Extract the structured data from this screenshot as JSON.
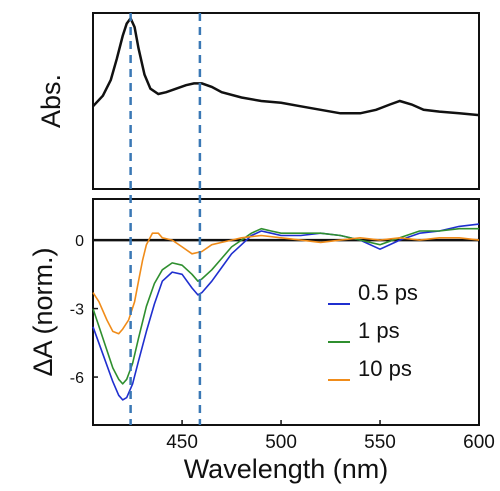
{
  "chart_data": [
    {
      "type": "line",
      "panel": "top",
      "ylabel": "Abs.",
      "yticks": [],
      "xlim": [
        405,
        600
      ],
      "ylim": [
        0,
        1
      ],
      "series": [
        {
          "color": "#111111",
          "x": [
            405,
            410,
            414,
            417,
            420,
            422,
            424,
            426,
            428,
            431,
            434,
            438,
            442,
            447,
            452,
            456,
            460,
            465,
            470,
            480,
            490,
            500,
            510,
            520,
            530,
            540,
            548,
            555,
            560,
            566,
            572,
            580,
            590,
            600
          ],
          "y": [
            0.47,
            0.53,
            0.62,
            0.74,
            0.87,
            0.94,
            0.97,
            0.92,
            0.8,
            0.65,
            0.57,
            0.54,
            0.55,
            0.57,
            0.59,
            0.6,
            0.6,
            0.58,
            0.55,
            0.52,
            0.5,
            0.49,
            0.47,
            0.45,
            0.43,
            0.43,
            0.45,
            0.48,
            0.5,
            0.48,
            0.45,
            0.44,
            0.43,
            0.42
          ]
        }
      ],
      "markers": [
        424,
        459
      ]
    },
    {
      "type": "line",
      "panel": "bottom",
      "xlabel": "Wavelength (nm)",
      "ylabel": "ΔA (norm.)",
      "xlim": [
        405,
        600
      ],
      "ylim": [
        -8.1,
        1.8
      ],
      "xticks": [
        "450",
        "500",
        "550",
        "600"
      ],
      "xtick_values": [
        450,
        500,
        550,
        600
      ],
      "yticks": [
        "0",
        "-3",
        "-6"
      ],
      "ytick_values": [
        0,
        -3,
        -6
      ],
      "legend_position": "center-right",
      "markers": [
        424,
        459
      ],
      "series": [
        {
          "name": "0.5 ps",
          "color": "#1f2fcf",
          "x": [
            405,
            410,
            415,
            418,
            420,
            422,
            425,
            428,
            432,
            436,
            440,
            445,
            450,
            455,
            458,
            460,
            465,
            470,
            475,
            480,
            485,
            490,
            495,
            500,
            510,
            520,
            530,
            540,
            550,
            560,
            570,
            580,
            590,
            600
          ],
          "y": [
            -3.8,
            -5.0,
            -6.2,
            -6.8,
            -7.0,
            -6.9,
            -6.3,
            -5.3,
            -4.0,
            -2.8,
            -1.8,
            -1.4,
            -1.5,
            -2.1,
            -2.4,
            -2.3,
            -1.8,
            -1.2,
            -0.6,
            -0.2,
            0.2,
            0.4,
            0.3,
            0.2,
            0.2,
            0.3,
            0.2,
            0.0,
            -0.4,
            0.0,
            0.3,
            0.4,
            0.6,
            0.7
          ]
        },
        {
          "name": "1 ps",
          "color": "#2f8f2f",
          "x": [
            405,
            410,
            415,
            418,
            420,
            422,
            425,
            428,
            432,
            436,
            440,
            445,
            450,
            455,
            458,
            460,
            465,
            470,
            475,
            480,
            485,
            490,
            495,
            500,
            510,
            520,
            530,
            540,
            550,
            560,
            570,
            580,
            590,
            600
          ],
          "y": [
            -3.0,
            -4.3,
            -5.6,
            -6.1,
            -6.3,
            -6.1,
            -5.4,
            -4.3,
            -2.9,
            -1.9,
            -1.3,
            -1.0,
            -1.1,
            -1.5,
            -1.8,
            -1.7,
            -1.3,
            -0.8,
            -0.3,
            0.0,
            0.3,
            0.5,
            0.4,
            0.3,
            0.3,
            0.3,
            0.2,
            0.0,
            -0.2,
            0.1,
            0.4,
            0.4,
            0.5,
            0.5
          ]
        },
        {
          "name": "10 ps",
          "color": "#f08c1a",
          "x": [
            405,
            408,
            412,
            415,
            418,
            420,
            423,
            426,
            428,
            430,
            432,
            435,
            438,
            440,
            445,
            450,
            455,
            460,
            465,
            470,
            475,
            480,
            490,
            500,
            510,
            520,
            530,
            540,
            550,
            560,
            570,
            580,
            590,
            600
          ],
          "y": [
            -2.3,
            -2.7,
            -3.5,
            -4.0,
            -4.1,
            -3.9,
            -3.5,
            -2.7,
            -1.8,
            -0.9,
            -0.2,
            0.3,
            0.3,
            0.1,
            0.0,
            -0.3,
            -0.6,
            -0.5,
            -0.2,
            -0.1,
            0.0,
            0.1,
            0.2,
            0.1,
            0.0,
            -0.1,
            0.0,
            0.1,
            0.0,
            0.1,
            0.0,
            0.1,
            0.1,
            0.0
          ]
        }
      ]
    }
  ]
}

◇ ◇ ◇ ◇

Copy the data character for character, but drop all pictures from the copy.

THE REPLY:
Extract the structured data from this screenshot as JSON.
{
  "chart_data": [
    {
      "type": "line",
      "panel": "top",
      "ylabel": "Abs.",
      "yticks": [],
      "xlim": [
        405,
        600
      ],
      "ylim": [
        0,
        1
      ],
      "series": [
        {
          "color": "#111111",
          "x": [
            405,
            410,
            414,
            417,
            420,
            422,
            424,
            426,
            428,
            431,
            434,
            438,
            442,
            447,
            452,
            456,
            460,
            465,
            470,
            480,
            490,
            500,
            510,
            520,
            530,
            540,
            548,
            555,
            560,
            566,
            572,
            580,
            590,
            600
          ],
          "y": [
            0.47,
            0.53,
            0.62,
            0.74,
            0.87,
            0.94,
            0.97,
            0.92,
            0.8,
            0.65,
            0.57,
            0.54,
            0.55,
            0.57,
            0.59,
            0.6,
            0.6,
            0.58,
            0.55,
            0.52,
            0.5,
            0.49,
            0.47,
            0.45,
            0.43,
            0.43,
            0.45,
            0.48,
            0.5,
            0.48,
            0.45,
            0.44,
            0.43,
            0.42
          ]
        }
      ],
      "markers": [
        424,
        459
      ]
    },
    {
      "type": "line",
      "panel": "bottom",
      "xlabel": "Wavelength (nm)",
      "ylabel": "ΔA (norm.)",
      "xlim": [
        405,
        600
      ],
      "ylim": [
        -8.1,
        1.8
      ],
      "xticks": [
        "450",
        "500",
        "550",
        "600"
      ],
      "xtick_values": [
        450,
        500,
        550,
        600
      ],
      "yticks": [
        "0",
        "-3",
        "-6"
      ],
      "ytick_values": [
        0,
        -3,
        -6
      ],
      "legend_position": "center-right",
      "markers": [
        424,
        459
      ],
      "series": [
        {
          "name": "0.5 ps",
          "color": "#1f2fcf",
          "x": [
            405,
            410,
            415,
            418,
            420,
            422,
            425,
            428,
            432,
            436,
            440,
            445,
            450,
            455,
            458,
            460,
            465,
            470,
            475,
            480,
            485,
            490,
            495,
            500,
            510,
            520,
            530,
            540,
            550,
            560,
            570,
            580,
            590,
            600
          ],
          "y": [
            -3.8,
            -5.0,
            -6.2,
            -6.8,
            -7.0,
            -6.9,
            -6.3,
            -5.3,
            -4.0,
            -2.8,
            -1.8,
            -1.4,
            -1.5,
            -2.1,
            -2.4,
            -2.3,
            -1.8,
            -1.2,
            -0.6,
            -0.2,
            0.2,
            0.4,
            0.3,
            0.2,
            0.2,
            0.3,
            0.2,
            0.0,
            -0.4,
            0.0,
            0.3,
            0.4,
            0.6,
            0.7
          ]
        },
        {
          "name": "1 ps",
          "color": "#2f8f2f",
          "x": [
            405,
            410,
            415,
            418,
            420,
            422,
            425,
            428,
            432,
            436,
            440,
            445,
            450,
            455,
            458,
            460,
            465,
            470,
            475,
            480,
            485,
            490,
            495,
            500,
            510,
            520,
            530,
            540,
            550,
            560,
            570,
            580,
            590,
            600
          ],
          "y": [
            -3.0,
            -4.3,
            -5.6,
            -6.1,
            -6.3,
            -6.1,
            -5.4,
            -4.3,
            -2.9,
            -1.9,
            -1.3,
            -1.0,
            -1.1,
            -1.5,
            -1.8,
            -1.7,
            -1.3,
            -0.8,
            -0.3,
            0.0,
            0.3,
            0.5,
            0.4,
            0.3,
            0.3,
            0.3,
            0.2,
            0.0,
            -0.2,
            0.1,
            0.4,
            0.4,
            0.5,
            0.5
          ]
        },
        {
          "name": "10 ps",
          "color": "#f08c1a",
          "x": [
            405,
            408,
            412,
            415,
            418,
            420,
            423,
            426,
            428,
            430,
            432,
            435,
            438,
            440,
            445,
            450,
            455,
            460,
            465,
            470,
            475,
            480,
            490,
            500,
            510,
            520,
            530,
            540,
            550,
            560,
            570,
            580,
            590,
            600
          ],
          "y": [
            -2.3,
            -2.7,
            -3.5,
            -4.0,
            -4.1,
            -3.9,
            -3.5,
            -2.7,
            -1.8,
            -0.9,
            -0.2,
            0.3,
            0.3,
            0.1,
            0.0,
            -0.3,
            -0.6,
            -0.5,
            -0.2,
            -0.1,
            0.0,
            0.1,
            0.2,
            0.1,
            0.0,
            -0.1,
            0.0,
            0.1,
            0.0,
            0.1,
            0.0,
            0.1,
            0.1,
            0.0
          ]
        }
      ]
    }
  ]
}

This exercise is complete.